=== Exercise aim ===
Look for "degrees" in the listing below. Gather each line that contains it.

Dataset entries on figures

(begin)

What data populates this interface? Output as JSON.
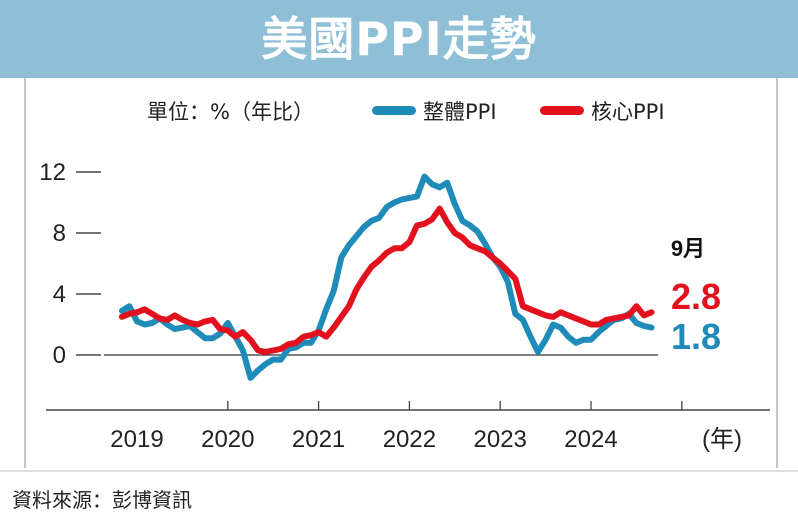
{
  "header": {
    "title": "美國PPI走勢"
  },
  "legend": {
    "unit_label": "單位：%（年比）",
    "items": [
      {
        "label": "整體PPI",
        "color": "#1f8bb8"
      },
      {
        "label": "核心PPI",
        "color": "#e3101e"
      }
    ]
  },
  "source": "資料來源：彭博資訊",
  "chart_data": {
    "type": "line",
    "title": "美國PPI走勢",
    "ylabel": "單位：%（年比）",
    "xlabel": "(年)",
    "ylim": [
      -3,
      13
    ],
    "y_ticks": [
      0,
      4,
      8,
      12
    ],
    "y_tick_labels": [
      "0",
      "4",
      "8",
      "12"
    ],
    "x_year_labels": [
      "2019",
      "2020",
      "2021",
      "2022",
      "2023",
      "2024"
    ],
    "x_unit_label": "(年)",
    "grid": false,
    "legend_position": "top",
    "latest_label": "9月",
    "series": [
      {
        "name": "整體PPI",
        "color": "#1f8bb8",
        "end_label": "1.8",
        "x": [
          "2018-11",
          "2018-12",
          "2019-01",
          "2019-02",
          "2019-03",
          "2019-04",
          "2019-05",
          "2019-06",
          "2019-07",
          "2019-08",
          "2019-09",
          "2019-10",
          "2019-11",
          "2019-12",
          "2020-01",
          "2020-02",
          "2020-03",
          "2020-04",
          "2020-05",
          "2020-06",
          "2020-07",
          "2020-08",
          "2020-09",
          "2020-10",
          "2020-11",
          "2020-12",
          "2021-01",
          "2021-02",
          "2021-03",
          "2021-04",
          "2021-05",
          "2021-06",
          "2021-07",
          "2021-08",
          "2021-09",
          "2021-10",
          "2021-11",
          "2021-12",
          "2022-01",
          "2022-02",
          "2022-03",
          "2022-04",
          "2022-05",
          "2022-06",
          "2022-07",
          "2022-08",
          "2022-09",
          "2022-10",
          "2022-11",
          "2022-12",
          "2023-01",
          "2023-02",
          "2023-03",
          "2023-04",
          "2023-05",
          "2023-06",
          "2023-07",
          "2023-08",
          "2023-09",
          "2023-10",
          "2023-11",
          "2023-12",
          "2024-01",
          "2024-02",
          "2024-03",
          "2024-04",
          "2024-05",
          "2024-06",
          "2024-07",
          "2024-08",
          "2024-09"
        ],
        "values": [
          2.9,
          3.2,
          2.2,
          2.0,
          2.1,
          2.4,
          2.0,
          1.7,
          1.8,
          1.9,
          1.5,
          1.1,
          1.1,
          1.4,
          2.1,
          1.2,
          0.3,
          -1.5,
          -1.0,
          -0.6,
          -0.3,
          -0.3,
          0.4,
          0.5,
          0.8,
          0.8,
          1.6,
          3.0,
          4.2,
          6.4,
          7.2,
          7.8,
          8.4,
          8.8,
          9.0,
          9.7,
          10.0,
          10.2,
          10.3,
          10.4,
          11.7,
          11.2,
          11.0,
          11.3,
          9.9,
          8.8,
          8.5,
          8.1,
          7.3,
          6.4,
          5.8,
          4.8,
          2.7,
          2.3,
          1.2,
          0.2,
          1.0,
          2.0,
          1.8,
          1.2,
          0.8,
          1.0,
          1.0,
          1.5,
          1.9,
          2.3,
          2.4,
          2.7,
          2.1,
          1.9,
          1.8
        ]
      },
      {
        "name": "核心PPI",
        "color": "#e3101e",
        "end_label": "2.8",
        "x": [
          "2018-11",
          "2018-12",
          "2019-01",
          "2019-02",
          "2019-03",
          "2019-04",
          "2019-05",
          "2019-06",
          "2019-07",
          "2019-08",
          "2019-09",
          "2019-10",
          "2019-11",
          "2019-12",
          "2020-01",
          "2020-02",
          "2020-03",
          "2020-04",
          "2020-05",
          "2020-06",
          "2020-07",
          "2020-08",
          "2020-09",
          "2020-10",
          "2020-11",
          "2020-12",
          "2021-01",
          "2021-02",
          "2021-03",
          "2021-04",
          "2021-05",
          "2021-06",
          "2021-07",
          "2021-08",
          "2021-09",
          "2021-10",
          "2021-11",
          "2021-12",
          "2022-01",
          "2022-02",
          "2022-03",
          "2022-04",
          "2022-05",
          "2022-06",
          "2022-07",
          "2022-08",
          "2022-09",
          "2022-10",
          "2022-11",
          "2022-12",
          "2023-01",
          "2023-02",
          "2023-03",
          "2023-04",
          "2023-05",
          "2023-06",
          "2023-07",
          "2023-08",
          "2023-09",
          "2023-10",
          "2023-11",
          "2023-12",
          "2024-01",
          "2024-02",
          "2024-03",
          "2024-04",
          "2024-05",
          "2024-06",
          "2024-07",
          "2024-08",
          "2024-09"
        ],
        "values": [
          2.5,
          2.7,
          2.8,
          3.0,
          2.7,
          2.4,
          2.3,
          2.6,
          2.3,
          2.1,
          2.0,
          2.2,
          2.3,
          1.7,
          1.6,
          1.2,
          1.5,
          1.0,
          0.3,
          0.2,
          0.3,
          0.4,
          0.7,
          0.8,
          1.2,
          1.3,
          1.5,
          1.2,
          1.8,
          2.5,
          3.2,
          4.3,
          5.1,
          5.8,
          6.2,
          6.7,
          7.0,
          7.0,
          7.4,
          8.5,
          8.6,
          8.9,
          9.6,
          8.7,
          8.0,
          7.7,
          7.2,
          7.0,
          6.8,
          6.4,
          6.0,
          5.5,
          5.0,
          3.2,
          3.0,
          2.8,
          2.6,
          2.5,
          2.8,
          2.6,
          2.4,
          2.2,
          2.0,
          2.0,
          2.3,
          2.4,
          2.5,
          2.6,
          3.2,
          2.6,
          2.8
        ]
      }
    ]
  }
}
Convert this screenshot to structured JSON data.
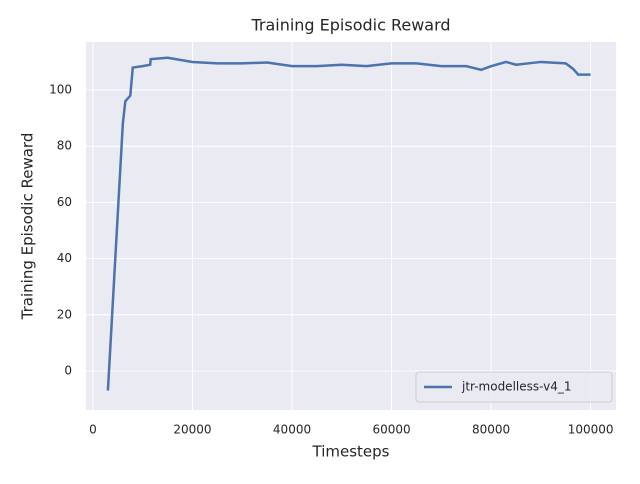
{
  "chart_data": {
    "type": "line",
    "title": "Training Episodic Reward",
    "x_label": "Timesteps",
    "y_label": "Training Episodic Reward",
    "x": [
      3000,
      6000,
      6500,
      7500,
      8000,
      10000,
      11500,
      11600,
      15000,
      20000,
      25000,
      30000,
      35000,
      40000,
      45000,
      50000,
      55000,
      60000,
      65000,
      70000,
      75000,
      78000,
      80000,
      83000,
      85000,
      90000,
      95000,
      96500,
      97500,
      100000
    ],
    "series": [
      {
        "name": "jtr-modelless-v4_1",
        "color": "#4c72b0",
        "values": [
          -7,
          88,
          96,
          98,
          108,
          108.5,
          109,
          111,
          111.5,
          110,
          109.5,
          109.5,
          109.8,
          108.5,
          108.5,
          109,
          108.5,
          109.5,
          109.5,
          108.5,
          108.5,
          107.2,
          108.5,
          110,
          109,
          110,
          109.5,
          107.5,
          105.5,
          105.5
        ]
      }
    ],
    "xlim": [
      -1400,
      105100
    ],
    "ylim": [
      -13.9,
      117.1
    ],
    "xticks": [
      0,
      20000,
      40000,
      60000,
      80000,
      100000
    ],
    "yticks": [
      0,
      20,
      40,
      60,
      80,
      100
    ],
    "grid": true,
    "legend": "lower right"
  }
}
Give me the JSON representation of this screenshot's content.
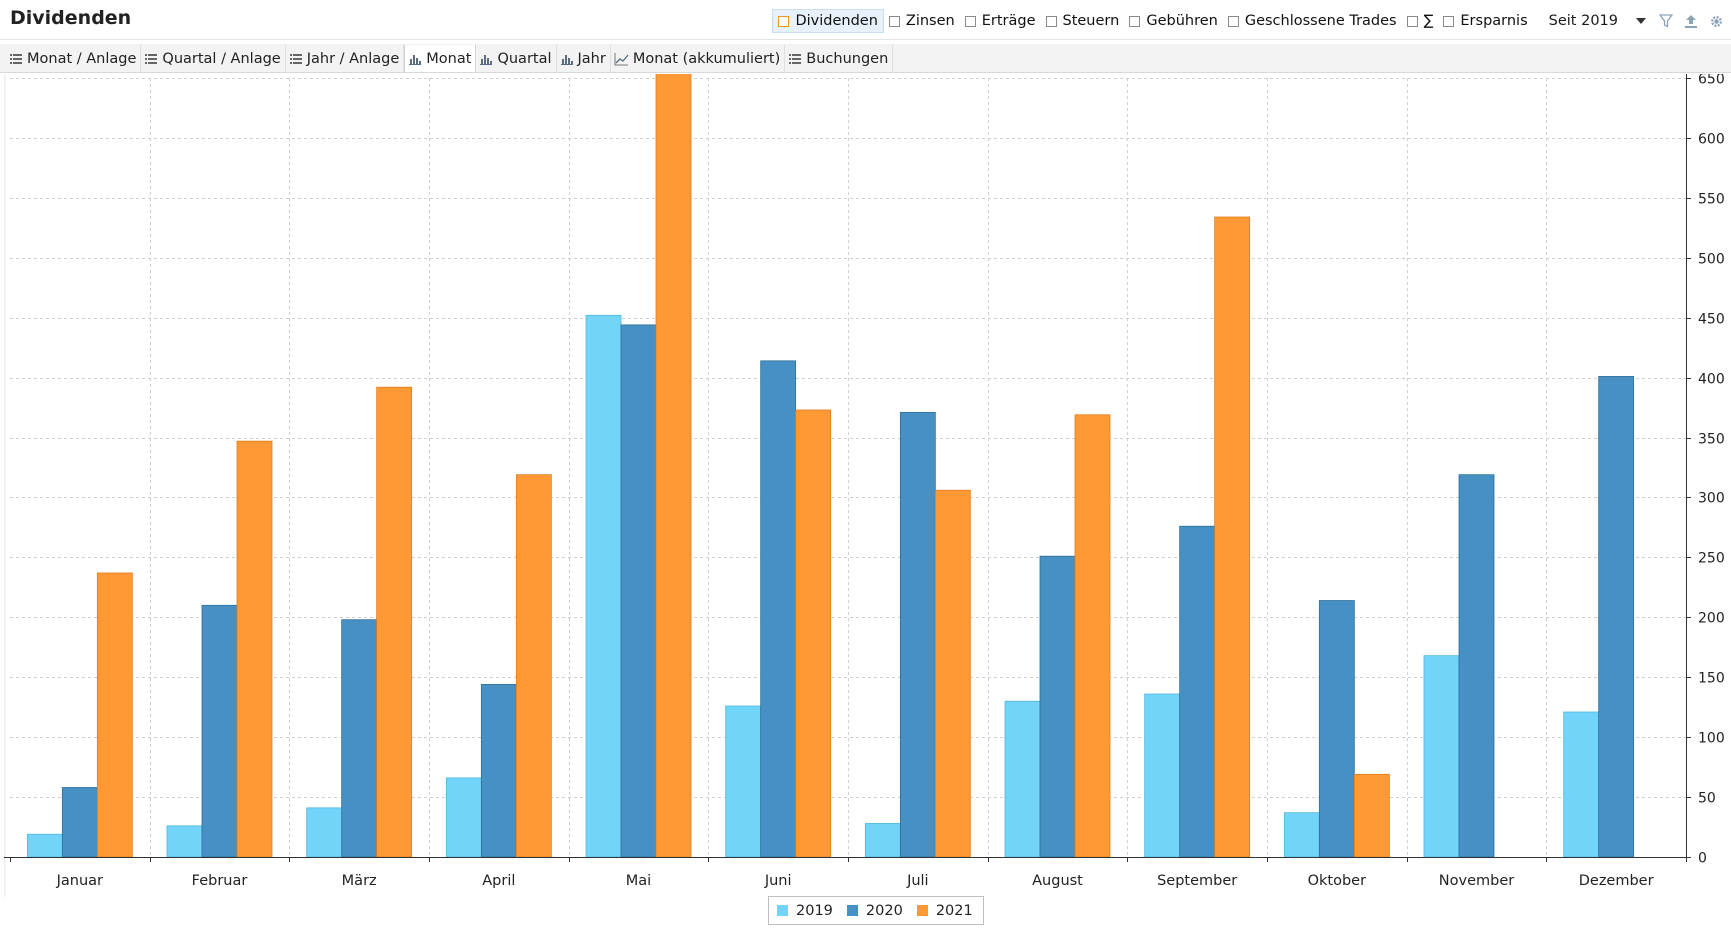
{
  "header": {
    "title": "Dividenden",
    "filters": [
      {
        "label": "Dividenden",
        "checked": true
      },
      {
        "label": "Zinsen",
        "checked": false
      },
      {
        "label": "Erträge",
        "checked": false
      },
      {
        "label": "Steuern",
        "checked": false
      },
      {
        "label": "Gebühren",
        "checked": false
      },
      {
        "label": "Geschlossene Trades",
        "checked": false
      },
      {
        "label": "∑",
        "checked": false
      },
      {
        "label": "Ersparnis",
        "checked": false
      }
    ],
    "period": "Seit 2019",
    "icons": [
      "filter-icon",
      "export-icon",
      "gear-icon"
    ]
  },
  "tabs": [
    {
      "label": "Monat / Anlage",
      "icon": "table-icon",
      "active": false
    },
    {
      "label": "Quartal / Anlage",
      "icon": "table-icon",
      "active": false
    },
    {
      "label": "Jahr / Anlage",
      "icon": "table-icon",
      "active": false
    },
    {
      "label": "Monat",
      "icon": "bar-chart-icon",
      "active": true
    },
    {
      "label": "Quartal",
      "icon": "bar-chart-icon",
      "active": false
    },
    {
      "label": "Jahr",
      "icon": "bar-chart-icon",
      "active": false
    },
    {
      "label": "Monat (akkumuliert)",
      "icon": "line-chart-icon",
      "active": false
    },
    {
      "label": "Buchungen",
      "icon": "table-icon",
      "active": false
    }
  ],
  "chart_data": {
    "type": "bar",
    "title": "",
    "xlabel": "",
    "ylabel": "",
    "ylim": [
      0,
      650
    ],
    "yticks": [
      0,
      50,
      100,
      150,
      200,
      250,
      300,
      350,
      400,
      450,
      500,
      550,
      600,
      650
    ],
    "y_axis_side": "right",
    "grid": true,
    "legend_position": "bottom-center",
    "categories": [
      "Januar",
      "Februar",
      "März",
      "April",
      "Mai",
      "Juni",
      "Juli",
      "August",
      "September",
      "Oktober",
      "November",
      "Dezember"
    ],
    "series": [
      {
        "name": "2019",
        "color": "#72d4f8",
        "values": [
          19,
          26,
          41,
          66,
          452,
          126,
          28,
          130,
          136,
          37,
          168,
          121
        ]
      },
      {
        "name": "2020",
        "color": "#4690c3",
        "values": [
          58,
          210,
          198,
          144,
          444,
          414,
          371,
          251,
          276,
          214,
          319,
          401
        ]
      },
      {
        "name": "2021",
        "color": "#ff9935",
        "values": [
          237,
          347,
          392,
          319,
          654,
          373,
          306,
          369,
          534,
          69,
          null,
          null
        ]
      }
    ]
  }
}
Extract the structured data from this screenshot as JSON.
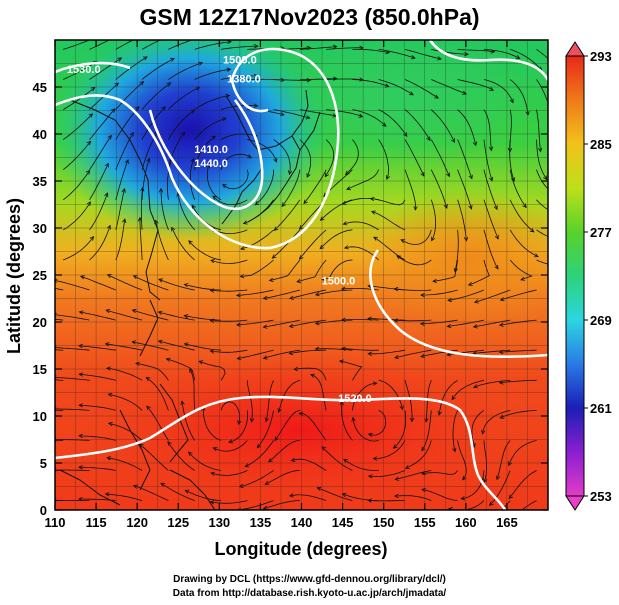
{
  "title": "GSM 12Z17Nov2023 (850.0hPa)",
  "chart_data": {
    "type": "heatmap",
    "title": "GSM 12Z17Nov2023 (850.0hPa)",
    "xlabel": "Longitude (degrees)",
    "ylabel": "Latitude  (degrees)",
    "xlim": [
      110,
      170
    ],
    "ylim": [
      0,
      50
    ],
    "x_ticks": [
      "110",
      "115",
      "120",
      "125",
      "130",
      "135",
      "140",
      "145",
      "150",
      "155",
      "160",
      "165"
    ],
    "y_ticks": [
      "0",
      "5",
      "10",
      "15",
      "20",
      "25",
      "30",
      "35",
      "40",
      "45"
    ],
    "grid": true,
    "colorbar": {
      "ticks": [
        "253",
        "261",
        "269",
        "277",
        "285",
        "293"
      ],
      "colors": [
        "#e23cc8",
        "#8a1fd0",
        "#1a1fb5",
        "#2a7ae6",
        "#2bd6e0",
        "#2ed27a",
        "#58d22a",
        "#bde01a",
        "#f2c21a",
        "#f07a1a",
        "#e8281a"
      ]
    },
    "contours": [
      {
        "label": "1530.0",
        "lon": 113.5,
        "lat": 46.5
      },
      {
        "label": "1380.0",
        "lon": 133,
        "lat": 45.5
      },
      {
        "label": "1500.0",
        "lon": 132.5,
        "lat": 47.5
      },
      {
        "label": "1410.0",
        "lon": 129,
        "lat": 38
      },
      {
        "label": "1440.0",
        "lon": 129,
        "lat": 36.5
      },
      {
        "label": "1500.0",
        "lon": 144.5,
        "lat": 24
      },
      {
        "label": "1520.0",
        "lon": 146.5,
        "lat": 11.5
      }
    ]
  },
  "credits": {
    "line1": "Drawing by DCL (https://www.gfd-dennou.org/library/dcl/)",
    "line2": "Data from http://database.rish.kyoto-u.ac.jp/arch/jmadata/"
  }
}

(end)

=== Answer ===
    "xlabel": "Longitude (degrees)",
    "ylabel": "Latitude  (degrees)",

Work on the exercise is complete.